◆ **Stated task**
In the records below, start at the line that has "use-blank-button[interactable]: 使用空白页(B): [310, 191, 395, 212]" and stop after the line that has "ok-button[interactable]: 确定: [175, 472, 245, 493]". Rewrite only those lines with every "interactable" swapped for "clickable" and everything else unchanged.

◆ **Material to process**
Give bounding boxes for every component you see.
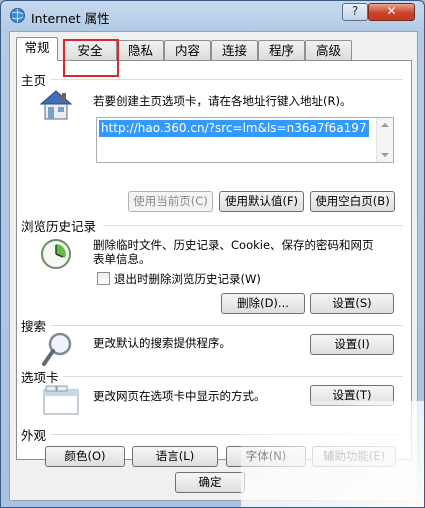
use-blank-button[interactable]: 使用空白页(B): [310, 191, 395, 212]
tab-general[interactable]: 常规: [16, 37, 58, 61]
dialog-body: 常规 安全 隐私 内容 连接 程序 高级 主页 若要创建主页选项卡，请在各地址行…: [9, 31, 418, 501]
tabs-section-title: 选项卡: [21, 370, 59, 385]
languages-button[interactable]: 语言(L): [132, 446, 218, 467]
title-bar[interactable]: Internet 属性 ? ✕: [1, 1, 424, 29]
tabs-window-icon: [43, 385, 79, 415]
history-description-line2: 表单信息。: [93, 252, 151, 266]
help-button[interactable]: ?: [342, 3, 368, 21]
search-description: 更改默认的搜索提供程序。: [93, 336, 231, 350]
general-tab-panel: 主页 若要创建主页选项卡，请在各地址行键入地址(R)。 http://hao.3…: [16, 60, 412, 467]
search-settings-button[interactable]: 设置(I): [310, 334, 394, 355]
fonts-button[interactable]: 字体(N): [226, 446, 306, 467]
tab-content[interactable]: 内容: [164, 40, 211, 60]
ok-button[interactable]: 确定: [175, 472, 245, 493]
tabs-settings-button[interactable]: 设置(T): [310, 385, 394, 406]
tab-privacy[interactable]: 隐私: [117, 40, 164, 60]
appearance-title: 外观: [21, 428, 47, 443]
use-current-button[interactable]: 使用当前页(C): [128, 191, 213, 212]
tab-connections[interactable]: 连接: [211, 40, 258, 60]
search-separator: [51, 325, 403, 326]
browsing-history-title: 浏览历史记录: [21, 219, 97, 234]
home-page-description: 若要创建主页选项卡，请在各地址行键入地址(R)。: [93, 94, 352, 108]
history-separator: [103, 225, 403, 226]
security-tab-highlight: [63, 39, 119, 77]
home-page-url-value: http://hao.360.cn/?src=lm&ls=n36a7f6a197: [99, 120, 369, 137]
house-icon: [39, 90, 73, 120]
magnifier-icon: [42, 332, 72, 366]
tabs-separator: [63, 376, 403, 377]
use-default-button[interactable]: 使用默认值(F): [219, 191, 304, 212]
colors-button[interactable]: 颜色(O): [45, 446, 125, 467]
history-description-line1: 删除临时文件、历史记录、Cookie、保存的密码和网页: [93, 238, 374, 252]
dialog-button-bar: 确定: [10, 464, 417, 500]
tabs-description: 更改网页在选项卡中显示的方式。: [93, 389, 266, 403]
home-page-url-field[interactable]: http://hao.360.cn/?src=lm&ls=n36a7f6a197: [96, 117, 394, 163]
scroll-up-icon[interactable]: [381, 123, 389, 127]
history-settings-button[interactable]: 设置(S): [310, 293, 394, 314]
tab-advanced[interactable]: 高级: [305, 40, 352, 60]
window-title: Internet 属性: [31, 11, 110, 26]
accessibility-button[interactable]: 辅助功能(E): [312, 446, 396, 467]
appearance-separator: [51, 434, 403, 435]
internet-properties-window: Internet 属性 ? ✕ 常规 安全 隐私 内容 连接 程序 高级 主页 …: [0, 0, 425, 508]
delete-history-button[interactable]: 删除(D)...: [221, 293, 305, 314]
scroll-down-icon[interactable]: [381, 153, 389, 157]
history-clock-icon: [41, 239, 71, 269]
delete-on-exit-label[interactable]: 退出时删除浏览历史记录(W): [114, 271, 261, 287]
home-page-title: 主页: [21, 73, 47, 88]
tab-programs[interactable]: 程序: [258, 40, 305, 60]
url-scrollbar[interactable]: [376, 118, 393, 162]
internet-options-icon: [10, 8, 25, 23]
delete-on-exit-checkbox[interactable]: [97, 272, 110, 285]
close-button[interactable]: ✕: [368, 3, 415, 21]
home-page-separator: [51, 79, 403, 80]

---

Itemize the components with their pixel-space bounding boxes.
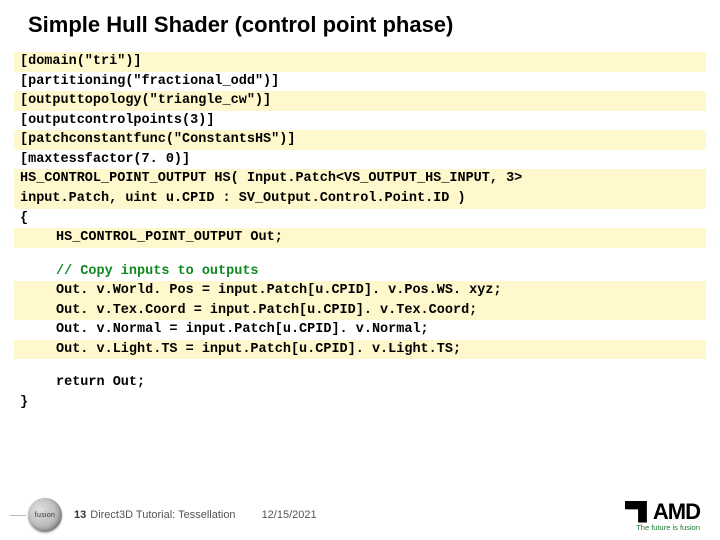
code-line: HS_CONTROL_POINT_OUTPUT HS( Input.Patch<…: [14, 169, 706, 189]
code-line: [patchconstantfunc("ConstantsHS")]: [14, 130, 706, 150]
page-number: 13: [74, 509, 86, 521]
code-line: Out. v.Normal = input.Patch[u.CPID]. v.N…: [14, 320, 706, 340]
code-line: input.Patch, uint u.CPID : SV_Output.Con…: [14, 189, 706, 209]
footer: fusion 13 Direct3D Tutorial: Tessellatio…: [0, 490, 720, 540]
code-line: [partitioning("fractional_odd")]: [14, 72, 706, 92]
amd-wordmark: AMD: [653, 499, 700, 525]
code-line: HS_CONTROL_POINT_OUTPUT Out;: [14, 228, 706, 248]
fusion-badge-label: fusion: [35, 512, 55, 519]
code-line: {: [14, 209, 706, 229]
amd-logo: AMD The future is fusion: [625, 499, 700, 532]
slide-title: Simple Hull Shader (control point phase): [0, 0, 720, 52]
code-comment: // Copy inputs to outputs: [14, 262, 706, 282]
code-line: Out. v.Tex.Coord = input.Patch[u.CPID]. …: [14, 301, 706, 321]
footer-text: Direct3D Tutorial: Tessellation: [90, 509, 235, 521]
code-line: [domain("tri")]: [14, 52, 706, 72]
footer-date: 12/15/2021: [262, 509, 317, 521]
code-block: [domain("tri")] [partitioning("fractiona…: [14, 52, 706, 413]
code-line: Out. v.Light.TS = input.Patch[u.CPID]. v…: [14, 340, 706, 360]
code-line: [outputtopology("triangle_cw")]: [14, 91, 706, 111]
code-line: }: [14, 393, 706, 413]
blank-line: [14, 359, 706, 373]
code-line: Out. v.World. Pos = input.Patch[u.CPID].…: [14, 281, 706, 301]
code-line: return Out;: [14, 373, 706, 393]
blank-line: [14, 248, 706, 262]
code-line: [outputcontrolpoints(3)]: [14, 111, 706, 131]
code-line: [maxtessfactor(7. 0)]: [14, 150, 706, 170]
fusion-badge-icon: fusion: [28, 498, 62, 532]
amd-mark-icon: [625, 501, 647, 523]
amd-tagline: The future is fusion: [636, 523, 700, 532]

---

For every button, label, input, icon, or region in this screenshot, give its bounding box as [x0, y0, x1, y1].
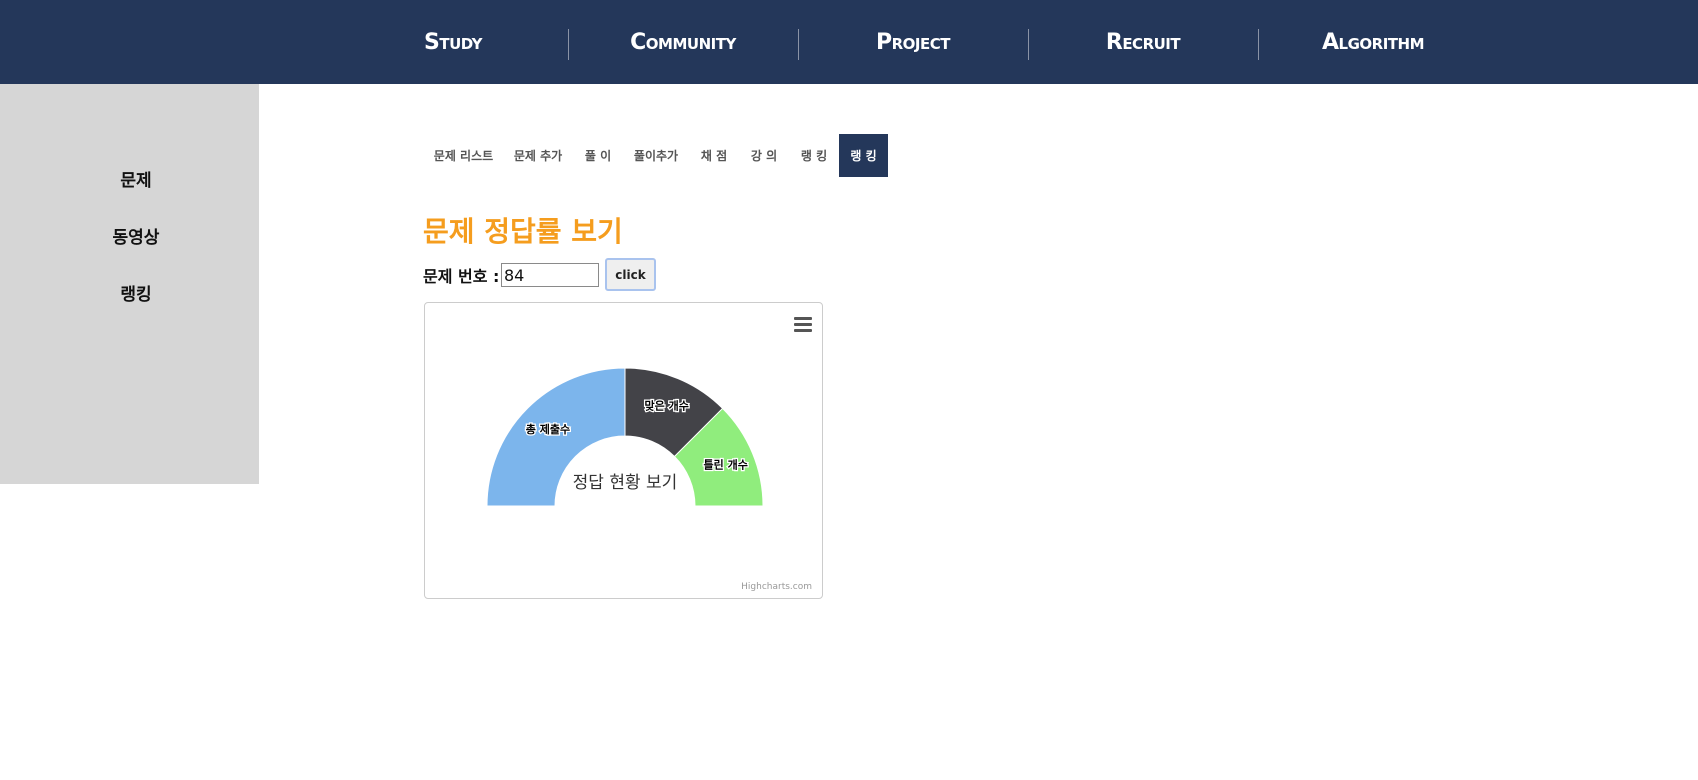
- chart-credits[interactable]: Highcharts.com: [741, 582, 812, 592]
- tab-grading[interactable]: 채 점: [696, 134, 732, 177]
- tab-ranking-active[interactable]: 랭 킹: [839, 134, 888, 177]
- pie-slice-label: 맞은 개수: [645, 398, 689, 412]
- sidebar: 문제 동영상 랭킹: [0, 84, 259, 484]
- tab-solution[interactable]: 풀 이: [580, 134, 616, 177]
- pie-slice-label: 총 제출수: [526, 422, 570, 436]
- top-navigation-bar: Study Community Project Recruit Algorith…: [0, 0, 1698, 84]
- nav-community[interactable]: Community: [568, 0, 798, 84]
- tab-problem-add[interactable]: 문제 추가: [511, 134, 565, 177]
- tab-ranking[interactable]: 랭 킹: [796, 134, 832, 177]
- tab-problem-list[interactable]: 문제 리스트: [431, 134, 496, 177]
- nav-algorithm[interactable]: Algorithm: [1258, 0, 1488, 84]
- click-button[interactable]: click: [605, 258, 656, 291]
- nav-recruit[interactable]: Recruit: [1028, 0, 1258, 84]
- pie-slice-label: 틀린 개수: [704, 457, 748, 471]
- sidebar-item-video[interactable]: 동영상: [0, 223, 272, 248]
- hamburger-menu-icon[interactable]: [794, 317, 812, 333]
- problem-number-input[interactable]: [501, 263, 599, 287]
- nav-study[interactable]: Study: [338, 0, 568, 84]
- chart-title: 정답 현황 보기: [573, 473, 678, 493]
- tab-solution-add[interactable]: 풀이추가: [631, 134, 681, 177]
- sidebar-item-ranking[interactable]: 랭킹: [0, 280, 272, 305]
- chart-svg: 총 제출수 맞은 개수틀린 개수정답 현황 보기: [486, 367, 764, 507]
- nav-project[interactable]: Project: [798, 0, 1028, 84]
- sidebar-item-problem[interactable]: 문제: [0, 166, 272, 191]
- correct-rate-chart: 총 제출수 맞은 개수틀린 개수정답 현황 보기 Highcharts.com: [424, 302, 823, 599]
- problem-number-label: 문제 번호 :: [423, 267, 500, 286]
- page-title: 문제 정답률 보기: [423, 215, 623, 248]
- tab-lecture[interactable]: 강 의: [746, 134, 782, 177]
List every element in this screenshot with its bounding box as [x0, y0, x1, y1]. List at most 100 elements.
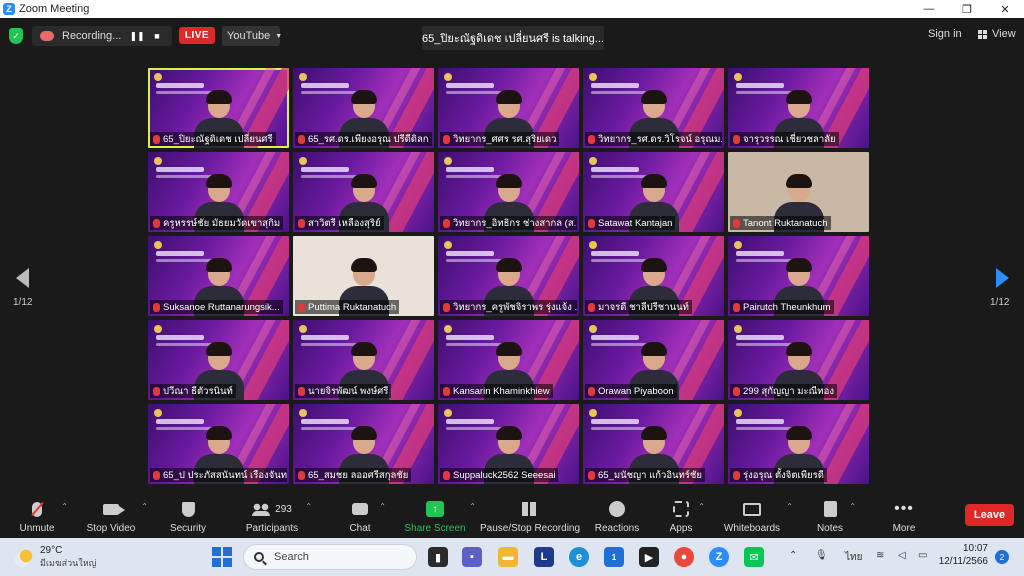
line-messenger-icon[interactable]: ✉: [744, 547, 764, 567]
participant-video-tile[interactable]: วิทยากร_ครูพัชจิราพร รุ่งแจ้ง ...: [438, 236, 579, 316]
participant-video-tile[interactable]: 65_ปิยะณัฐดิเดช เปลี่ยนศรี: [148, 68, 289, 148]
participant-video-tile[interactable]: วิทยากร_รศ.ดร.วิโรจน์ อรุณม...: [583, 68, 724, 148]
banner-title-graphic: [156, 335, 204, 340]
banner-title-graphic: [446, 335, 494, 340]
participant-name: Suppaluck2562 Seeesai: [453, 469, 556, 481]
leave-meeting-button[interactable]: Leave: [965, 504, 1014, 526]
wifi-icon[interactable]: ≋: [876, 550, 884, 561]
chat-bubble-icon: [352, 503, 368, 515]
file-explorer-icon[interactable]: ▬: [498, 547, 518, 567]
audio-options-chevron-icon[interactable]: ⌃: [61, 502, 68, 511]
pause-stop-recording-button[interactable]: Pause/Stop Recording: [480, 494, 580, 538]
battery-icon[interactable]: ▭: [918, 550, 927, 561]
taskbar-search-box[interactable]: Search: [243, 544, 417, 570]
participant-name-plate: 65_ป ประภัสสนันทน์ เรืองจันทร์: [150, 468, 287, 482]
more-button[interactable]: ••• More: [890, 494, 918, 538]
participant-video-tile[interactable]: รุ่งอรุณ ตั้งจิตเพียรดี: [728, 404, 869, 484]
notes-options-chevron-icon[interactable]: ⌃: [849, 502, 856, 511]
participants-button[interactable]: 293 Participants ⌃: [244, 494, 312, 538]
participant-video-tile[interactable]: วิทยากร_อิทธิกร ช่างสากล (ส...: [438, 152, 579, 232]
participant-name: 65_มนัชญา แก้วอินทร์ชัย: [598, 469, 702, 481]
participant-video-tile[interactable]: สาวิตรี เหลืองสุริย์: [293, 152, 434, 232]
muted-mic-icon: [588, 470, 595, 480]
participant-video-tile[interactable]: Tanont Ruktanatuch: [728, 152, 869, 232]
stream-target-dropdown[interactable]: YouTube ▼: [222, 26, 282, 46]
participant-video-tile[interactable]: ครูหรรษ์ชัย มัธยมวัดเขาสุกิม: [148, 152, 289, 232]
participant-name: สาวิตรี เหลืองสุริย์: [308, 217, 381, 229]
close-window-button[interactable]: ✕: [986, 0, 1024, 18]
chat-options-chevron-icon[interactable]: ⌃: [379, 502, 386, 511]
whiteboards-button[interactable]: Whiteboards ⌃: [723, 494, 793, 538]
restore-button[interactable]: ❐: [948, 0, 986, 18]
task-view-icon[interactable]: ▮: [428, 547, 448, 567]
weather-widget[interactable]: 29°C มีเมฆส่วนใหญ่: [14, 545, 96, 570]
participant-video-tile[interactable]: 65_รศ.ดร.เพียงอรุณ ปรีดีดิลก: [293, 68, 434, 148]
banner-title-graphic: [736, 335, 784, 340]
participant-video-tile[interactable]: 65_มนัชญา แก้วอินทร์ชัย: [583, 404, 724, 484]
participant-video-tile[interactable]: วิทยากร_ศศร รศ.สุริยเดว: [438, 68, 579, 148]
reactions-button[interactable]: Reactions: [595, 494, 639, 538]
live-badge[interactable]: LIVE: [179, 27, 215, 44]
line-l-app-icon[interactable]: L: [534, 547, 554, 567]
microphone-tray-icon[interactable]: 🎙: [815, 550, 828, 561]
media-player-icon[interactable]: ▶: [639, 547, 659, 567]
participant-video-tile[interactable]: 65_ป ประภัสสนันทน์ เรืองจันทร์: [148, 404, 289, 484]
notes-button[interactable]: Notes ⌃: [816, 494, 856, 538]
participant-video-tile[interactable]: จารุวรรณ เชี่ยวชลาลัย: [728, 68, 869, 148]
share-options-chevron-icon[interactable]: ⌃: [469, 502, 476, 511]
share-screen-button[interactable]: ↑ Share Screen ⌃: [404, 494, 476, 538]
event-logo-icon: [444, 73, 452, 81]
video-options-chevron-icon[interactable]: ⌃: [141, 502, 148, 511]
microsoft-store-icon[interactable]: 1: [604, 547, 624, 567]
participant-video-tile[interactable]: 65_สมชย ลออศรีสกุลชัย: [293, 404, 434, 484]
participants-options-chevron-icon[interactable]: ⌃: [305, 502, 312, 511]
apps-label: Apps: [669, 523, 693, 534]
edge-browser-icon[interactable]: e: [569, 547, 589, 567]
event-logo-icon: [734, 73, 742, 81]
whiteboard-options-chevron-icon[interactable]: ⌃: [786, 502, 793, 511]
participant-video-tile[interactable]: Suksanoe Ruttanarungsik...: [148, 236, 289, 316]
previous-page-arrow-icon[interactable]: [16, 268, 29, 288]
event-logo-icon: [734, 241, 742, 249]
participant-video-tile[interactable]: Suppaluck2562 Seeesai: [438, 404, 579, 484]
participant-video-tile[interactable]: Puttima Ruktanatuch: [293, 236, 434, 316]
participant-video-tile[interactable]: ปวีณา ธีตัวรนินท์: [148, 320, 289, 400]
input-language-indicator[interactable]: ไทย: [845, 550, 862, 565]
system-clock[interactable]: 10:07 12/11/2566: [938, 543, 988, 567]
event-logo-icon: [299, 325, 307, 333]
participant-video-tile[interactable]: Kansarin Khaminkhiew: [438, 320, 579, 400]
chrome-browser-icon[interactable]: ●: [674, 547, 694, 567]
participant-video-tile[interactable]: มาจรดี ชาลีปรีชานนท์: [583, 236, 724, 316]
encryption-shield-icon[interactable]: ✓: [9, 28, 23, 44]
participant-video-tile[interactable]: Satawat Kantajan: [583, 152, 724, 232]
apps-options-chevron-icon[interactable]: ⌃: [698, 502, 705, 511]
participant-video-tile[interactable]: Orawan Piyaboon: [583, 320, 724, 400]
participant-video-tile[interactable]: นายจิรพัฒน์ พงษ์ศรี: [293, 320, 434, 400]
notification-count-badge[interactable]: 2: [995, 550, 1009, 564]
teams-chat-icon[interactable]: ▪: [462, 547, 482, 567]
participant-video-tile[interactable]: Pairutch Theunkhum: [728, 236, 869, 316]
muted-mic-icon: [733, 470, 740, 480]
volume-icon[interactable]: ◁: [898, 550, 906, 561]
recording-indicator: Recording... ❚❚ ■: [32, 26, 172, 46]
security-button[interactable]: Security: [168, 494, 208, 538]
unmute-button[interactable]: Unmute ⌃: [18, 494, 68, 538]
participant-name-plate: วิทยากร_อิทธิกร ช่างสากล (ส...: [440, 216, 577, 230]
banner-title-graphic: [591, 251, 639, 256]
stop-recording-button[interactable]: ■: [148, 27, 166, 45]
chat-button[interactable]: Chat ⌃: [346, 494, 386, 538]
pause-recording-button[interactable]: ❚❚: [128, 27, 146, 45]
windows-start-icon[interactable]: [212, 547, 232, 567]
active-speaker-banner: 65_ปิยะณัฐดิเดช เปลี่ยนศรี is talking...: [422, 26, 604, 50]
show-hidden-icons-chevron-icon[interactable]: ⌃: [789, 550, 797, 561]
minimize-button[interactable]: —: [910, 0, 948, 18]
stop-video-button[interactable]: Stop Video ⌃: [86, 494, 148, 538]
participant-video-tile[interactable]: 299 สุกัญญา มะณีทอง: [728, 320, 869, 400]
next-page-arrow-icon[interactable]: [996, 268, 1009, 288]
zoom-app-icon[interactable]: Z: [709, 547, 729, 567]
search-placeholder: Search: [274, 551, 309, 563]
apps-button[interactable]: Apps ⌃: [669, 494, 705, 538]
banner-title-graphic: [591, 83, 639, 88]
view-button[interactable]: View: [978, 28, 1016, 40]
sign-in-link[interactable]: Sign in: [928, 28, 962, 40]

◆ **Answer to this problem**
use-blank-button[clickable]: 使用空白页(B): [310, 191, 395, 212]
tab-general[clickable]: 常规: [16, 37, 58, 61]
dialog-body: 常规 安全 隐私 内容 连接 程序 高级 主页 若要创建主页选项卡，请在各地址行…: [9, 31, 418, 501]
tabs-section-title: 选项卡: [21, 370, 59, 385]
languages-button[clickable]: 语言(L): [132, 446, 218, 467]
title-bar[clickable]: Internet 属性 ? ✕: [1, 1, 424, 29]
tabs-window-icon: [43, 385, 79, 415]
history-description-line2: 表单信息。: [93, 252, 151, 266]
help-button[clickable]: ?: [342, 3, 368, 21]
search-description: 更改默认的搜索提供程序。: [93, 336, 231, 350]
general-tab-panel: 主页 若要创建主页选项卡，请在各地址行键入地址(R)。 http://hao.3…: [16, 60, 412, 467]
search-settings-button[clickable]: 设置(I): [310, 334, 394, 355]
fonts-button[clickable]: 字体(N): [226, 446, 306, 467]
tab-content[clickable]: 内容: [164, 40, 211, 60]
ok-button[clickable]: 确定: [175, 472, 245, 493]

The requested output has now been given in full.